Quoted passage:
* * *

It is also necessary to center the needs of youth mental health to inform policy considerations. This entails supporting the systems most important and accessible to youth. Therefore, insurance policies should include coverage for CHWs to work within schools, homes, and community-based organization settings, in addition to traditional outpatient clinic settings. Coverage should encompass delivery of EBTs as well as the other components of the CHW role that promote youth mental health, such as addressing barriers to treatment (e.g., case management to address social determinants of health), mental health education (e.g., psychoeducation provided via community outreach and family engagement), and navigation (e.g., facilitating connections to other mental health services). From a systems-level perspective, such policies not only increase the accessibility of mental health supports for youth, but they also strengthen communities via increasing community capacity to care for its community members. Investing in these CHW models through insurance coverage is ultimately an investment in community mental health infrastructure.

* * *

Supplied data:
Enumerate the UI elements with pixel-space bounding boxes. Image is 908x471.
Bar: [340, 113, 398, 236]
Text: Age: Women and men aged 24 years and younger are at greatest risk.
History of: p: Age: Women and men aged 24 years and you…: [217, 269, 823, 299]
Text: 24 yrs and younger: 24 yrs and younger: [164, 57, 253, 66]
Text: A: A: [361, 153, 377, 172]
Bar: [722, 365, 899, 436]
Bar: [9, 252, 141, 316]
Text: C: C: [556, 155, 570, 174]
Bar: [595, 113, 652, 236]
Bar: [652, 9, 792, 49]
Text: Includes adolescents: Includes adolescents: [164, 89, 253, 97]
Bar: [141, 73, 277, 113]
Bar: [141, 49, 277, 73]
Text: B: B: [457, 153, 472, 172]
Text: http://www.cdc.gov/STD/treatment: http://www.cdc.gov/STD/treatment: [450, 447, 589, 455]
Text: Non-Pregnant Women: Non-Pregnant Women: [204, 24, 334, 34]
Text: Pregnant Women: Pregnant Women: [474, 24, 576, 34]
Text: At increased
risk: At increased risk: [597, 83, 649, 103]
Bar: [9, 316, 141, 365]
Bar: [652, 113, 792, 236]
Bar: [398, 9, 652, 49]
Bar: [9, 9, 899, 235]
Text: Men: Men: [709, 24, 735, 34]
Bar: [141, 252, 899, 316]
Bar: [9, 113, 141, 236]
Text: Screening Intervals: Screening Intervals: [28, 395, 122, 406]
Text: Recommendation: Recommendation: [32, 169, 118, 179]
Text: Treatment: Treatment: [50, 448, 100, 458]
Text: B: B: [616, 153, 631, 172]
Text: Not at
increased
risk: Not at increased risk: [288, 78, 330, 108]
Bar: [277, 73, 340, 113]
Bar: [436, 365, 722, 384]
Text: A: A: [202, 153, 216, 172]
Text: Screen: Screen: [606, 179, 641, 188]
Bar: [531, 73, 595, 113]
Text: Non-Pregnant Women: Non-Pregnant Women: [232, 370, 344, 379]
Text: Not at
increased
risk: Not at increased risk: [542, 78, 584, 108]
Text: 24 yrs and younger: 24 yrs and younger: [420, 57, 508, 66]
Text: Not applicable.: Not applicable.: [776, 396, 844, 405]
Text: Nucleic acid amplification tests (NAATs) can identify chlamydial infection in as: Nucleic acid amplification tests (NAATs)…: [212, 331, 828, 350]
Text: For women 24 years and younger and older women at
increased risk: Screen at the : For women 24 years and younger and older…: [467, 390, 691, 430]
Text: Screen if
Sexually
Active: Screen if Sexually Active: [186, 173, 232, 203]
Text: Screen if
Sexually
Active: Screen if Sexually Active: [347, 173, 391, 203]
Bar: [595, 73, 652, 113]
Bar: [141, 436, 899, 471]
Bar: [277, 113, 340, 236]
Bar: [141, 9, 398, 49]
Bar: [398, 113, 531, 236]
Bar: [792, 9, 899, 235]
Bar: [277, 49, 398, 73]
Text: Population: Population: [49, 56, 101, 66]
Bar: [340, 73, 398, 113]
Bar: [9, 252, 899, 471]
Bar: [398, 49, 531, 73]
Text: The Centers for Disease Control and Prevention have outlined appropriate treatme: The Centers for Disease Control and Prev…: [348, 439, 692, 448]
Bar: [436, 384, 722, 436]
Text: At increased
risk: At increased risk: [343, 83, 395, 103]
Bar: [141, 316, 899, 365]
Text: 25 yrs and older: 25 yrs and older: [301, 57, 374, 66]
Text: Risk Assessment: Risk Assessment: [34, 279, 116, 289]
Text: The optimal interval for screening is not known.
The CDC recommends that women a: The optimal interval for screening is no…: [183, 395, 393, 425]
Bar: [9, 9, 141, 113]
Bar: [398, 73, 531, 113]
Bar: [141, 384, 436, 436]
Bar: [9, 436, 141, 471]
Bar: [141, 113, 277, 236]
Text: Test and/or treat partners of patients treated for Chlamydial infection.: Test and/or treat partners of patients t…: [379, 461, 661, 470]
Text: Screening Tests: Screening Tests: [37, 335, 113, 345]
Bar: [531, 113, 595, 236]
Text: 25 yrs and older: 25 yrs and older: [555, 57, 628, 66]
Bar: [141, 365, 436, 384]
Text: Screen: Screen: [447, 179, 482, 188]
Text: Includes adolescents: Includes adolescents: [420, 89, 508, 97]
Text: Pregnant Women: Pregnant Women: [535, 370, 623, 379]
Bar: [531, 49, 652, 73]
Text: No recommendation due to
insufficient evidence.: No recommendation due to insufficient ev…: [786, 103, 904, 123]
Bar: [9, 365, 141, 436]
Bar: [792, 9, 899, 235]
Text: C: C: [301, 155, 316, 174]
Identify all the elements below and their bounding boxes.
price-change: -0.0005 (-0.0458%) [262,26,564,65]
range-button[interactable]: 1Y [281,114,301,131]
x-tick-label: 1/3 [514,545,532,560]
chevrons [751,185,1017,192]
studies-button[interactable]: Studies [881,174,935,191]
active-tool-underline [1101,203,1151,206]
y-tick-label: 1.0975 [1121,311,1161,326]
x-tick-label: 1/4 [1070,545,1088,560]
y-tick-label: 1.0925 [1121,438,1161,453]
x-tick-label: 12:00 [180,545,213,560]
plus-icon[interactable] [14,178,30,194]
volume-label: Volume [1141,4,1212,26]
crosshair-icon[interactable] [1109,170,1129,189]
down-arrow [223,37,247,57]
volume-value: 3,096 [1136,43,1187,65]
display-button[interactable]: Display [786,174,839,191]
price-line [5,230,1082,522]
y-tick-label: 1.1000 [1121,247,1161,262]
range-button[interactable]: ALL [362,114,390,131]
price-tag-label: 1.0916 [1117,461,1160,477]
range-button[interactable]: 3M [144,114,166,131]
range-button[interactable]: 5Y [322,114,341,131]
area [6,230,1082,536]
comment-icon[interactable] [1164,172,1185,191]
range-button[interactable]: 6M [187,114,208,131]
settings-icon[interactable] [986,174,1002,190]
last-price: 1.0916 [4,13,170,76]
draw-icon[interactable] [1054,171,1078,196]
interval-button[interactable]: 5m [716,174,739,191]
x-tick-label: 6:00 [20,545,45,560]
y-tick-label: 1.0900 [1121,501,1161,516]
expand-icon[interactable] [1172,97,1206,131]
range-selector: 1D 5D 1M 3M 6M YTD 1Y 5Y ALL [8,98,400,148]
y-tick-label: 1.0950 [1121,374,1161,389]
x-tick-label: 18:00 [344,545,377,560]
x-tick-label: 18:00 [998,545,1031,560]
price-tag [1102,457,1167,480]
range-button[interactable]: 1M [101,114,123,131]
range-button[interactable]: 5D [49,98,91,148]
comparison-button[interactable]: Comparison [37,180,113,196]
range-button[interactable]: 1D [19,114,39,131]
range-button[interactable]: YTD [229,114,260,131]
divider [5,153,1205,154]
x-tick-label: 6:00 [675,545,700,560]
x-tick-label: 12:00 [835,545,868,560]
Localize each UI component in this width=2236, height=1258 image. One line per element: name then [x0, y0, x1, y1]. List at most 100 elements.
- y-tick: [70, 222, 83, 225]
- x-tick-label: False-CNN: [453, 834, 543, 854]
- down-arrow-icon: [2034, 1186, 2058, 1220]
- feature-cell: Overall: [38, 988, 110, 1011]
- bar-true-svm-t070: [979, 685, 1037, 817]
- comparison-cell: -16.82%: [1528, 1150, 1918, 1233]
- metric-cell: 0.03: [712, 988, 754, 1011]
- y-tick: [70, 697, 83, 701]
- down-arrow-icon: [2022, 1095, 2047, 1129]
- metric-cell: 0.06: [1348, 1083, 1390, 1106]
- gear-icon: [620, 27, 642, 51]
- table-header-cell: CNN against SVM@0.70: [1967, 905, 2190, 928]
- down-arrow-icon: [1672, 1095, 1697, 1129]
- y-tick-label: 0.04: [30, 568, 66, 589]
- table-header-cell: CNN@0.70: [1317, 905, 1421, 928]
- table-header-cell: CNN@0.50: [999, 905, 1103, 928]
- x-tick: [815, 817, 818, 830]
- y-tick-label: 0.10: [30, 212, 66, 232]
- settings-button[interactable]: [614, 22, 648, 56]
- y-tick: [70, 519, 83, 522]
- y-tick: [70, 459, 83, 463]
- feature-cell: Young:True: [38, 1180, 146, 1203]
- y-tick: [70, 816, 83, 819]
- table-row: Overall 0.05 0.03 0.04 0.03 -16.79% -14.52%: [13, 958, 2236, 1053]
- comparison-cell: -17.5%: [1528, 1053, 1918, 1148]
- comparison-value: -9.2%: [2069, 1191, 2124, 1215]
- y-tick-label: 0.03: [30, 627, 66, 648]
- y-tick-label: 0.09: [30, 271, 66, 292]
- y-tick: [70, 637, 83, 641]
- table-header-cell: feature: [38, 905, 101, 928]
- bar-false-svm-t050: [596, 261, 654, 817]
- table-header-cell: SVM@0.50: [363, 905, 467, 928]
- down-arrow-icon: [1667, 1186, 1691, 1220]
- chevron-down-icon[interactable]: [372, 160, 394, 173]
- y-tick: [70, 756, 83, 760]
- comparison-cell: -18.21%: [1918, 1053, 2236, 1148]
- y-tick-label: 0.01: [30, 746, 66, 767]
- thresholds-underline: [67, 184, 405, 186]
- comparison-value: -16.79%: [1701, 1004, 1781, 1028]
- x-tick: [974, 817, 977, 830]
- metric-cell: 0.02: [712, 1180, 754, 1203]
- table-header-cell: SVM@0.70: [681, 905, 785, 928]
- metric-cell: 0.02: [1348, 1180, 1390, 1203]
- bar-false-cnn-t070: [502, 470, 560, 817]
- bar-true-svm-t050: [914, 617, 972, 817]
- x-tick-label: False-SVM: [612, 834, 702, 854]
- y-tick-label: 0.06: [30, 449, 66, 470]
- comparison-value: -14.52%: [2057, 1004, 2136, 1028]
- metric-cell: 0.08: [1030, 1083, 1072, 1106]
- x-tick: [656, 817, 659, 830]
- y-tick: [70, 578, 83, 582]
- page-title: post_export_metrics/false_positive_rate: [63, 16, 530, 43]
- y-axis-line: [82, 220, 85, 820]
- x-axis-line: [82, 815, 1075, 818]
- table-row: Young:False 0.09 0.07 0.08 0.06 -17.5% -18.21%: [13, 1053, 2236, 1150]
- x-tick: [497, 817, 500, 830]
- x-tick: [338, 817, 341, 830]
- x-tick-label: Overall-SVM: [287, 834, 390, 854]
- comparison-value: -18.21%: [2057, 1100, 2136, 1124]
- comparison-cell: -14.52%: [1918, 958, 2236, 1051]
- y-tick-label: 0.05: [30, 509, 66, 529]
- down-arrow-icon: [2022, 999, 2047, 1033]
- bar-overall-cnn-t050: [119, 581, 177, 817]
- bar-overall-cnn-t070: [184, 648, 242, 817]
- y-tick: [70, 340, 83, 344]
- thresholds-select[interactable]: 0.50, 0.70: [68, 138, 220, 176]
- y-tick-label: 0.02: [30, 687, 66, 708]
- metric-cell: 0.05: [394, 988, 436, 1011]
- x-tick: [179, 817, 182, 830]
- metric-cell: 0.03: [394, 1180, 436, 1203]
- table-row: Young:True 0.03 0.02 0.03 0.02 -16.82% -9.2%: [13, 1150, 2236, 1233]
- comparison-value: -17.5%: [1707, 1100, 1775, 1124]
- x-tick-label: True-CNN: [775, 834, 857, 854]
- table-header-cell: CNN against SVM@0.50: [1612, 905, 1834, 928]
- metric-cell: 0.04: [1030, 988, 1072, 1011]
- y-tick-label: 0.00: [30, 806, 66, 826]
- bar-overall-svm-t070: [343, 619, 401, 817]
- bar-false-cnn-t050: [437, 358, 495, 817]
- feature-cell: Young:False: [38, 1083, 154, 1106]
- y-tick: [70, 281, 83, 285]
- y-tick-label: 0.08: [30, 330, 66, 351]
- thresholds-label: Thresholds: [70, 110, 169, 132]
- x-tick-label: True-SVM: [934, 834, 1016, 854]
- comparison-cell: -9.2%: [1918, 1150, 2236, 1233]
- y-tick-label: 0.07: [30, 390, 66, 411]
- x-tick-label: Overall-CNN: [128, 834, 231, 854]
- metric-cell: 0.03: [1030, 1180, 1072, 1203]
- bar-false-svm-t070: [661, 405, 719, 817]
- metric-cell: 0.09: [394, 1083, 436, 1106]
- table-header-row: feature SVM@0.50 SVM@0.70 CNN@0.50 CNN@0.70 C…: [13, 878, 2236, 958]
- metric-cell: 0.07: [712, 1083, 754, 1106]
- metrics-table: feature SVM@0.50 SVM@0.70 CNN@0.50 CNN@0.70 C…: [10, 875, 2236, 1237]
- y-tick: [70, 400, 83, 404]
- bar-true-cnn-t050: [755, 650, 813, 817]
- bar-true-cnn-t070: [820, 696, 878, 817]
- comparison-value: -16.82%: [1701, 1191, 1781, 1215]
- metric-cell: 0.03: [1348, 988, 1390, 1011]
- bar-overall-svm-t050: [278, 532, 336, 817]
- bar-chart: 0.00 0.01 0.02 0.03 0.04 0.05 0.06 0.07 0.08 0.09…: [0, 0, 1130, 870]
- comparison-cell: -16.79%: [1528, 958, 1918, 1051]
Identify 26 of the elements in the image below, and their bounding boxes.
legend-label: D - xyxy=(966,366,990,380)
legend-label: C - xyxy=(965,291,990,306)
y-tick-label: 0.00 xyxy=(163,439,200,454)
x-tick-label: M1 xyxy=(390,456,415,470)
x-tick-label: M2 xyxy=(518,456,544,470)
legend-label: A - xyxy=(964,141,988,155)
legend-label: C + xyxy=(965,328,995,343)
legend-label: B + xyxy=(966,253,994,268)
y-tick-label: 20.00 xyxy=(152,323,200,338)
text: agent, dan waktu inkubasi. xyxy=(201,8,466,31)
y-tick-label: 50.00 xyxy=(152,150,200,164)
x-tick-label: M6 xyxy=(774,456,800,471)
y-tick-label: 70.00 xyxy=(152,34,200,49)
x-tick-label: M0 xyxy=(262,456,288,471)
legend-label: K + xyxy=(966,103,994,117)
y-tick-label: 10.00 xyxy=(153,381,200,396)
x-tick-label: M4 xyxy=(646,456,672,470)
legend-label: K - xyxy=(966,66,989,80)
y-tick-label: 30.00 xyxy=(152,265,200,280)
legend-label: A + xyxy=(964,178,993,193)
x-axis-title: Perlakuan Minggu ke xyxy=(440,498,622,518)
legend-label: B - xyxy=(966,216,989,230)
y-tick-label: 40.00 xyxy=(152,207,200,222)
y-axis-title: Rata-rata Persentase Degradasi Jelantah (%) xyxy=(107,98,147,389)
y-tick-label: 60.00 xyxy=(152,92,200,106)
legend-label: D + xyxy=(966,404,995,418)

* * *

What the task requires:
Answer these questions from the passage on youth mental health policy:
(a) Besides traditional outpatient clinic settings, in what settings should insurance cover CHWs working?
(b) What example does the passage give of mental health education?
(c) What does the passage call investing in these CHW models through insurance coverage?
The records are separate material and have no connection to the passage.

Your response:
(a) Schools, homes, and community-based organization settings.
(b) Psychoeducation provided via community outreach and family engagement.
(c) Ultimately an investment in community mental health infrastructure.